**What is needed:** Look below for the line with "What data populates", then repeat it and all lines after it, exactly, minus any pictures.

**Source data:**
<<<<
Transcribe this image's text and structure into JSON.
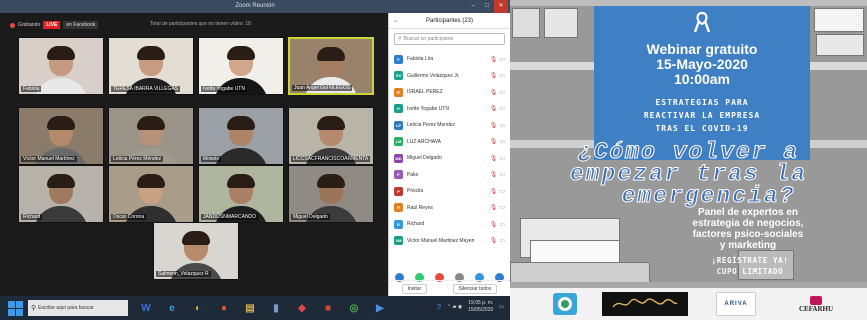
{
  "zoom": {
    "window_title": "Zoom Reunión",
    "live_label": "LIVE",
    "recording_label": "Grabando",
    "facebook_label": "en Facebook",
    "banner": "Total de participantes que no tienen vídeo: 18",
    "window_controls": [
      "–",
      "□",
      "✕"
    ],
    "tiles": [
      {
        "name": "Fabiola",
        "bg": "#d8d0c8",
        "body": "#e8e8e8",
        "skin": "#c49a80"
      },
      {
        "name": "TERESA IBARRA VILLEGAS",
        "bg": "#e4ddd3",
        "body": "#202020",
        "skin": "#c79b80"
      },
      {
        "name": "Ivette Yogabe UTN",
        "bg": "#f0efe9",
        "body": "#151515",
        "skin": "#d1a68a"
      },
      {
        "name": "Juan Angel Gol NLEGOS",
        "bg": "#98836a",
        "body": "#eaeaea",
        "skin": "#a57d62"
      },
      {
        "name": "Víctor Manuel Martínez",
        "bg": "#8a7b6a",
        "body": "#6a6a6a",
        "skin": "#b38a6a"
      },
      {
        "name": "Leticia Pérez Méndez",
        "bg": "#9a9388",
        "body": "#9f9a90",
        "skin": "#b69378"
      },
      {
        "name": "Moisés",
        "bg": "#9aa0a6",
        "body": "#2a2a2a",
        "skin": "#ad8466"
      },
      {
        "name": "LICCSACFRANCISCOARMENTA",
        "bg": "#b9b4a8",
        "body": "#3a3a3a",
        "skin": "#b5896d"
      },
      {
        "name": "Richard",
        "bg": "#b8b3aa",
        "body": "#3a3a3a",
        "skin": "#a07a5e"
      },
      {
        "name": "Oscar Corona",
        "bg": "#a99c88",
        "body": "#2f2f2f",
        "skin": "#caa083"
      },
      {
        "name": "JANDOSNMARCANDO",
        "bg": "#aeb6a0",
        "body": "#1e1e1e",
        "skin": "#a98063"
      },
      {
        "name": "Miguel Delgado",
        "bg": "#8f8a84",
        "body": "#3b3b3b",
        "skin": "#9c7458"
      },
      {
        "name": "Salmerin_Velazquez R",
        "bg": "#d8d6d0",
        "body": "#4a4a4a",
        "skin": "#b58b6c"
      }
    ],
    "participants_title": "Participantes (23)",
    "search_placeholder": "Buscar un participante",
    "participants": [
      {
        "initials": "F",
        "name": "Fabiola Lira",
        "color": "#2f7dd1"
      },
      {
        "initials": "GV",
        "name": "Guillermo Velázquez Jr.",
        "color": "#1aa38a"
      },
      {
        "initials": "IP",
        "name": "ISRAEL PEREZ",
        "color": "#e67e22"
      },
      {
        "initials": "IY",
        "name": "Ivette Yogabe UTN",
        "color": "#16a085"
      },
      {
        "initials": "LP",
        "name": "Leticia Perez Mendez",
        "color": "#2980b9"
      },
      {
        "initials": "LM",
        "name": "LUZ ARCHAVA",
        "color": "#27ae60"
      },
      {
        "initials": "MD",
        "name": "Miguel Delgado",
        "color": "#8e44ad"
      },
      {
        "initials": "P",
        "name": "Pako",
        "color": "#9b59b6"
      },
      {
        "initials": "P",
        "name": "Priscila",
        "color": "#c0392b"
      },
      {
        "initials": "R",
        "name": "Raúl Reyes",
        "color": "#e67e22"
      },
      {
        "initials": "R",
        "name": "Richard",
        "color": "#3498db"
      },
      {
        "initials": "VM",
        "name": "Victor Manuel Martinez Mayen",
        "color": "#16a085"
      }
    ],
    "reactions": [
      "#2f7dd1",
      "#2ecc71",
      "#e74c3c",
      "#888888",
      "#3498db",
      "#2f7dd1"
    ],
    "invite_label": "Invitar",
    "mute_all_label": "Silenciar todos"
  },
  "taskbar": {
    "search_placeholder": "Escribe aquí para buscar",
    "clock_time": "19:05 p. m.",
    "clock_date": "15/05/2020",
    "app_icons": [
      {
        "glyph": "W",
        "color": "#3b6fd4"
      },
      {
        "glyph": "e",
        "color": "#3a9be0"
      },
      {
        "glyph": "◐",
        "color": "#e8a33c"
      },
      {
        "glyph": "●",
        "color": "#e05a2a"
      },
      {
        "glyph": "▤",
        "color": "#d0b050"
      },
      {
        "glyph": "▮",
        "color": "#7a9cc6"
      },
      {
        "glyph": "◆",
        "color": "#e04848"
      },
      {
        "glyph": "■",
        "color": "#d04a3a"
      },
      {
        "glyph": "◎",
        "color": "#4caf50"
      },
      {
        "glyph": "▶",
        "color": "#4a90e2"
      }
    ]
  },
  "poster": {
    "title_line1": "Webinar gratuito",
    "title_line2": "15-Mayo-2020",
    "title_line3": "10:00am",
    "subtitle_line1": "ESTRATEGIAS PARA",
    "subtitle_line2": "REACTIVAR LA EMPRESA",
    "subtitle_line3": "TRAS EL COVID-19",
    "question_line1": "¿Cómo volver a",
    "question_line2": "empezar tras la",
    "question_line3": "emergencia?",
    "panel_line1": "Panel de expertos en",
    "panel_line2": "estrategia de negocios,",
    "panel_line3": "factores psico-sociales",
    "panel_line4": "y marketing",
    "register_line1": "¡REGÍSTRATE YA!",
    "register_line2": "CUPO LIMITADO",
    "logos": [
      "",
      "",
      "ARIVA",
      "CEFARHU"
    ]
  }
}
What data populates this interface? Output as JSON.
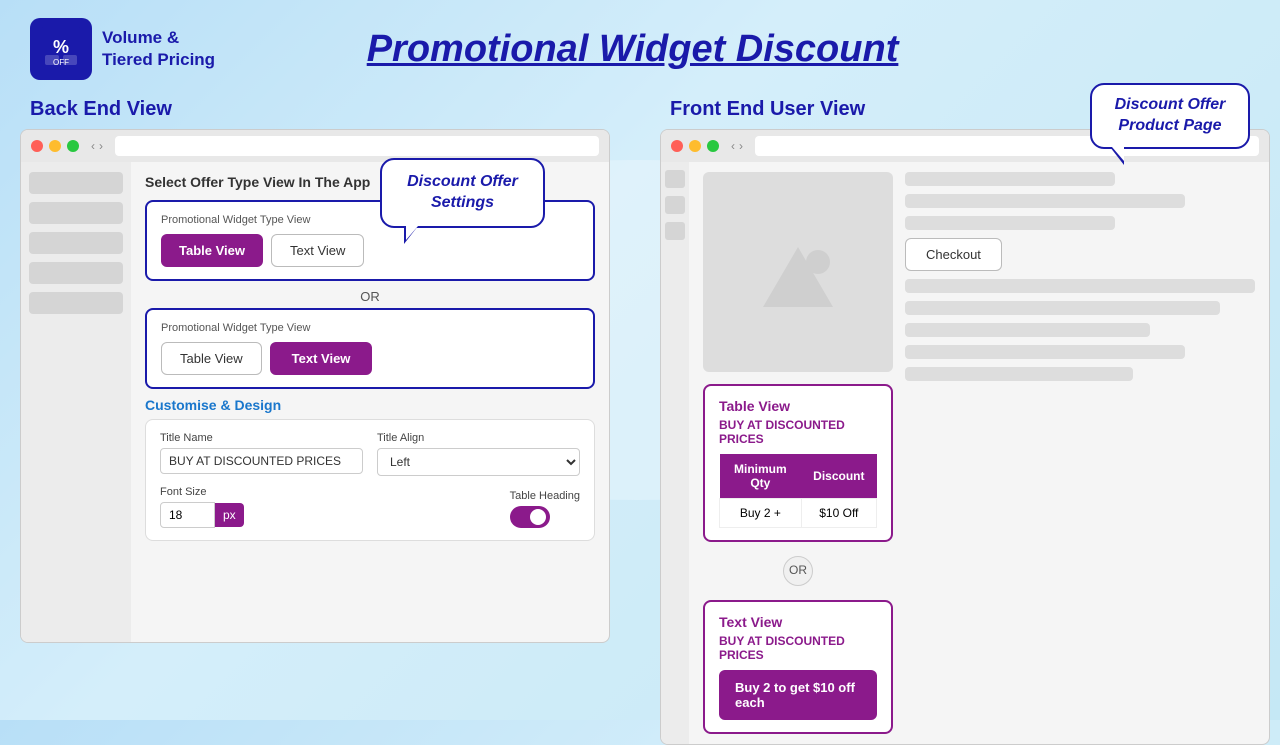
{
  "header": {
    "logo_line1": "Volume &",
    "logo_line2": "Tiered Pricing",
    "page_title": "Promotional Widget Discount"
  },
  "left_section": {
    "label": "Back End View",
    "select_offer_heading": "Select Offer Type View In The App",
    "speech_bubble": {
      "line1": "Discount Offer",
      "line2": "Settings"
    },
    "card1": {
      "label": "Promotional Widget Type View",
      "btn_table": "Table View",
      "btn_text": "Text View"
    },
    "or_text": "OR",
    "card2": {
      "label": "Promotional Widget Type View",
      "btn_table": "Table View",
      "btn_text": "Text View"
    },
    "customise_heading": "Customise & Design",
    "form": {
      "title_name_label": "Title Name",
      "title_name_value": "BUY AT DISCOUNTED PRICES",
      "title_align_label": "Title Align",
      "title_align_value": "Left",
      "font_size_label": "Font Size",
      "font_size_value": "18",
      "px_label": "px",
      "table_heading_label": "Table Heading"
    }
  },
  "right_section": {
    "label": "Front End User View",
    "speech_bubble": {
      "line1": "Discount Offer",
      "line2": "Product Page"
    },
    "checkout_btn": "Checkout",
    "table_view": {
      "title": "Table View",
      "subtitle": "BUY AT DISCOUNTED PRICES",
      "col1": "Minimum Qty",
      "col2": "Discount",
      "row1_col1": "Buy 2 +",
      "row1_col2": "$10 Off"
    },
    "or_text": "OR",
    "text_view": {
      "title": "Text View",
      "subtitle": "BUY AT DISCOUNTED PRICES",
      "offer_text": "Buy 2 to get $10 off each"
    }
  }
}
>>>>
**Finished task:**
What data populates this interface? Output as JSON.
{
  "header": {
    "logo_line1": "Volume &",
    "logo_line2": "Tiered Pricing",
    "page_title": "Promotional Widget Discount"
  },
  "left_section": {
    "label": "Back End View",
    "select_offer_heading": "Select Offer Type View In The App",
    "speech_bubble": {
      "line1": "Discount Offer",
      "line2": "Settings"
    },
    "card1": {
      "label": "Promotional Widget Type View",
      "btn_table": "Table View",
      "btn_text": "Text View"
    },
    "or_text": "OR",
    "card2": {
      "label": "Promotional Widget Type View",
      "btn_table": "Table View",
      "btn_text": "Text View"
    },
    "customise_heading": "Customise & Design",
    "form": {
      "title_name_label": "Title Name",
      "title_name_value": "BUY AT DISCOUNTED PRICES",
      "title_align_label": "Title Align",
      "title_align_value": "Left",
      "font_size_label": "Font Size",
      "font_size_value": "18",
      "px_label": "px",
      "table_heading_label": "Table Heading"
    }
  },
  "right_section": {
    "label": "Front End User View",
    "speech_bubble": {
      "line1": "Discount Offer",
      "line2": "Product Page"
    },
    "checkout_btn": "Checkout",
    "table_view": {
      "title": "Table View",
      "subtitle": "BUY AT DISCOUNTED PRICES",
      "col1": "Minimum Qty",
      "col2": "Discount",
      "row1_col1": "Buy 2 +",
      "row1_col2": "$10 Off"
    },
    "or_text": "OR",
    "text_view": {
      "title": "Text View",
      "subtitle": "BUY AT DISCOUNTED PRICES",
      "offer_text": "Buy 2 to get $10 off each"
    }
  }
}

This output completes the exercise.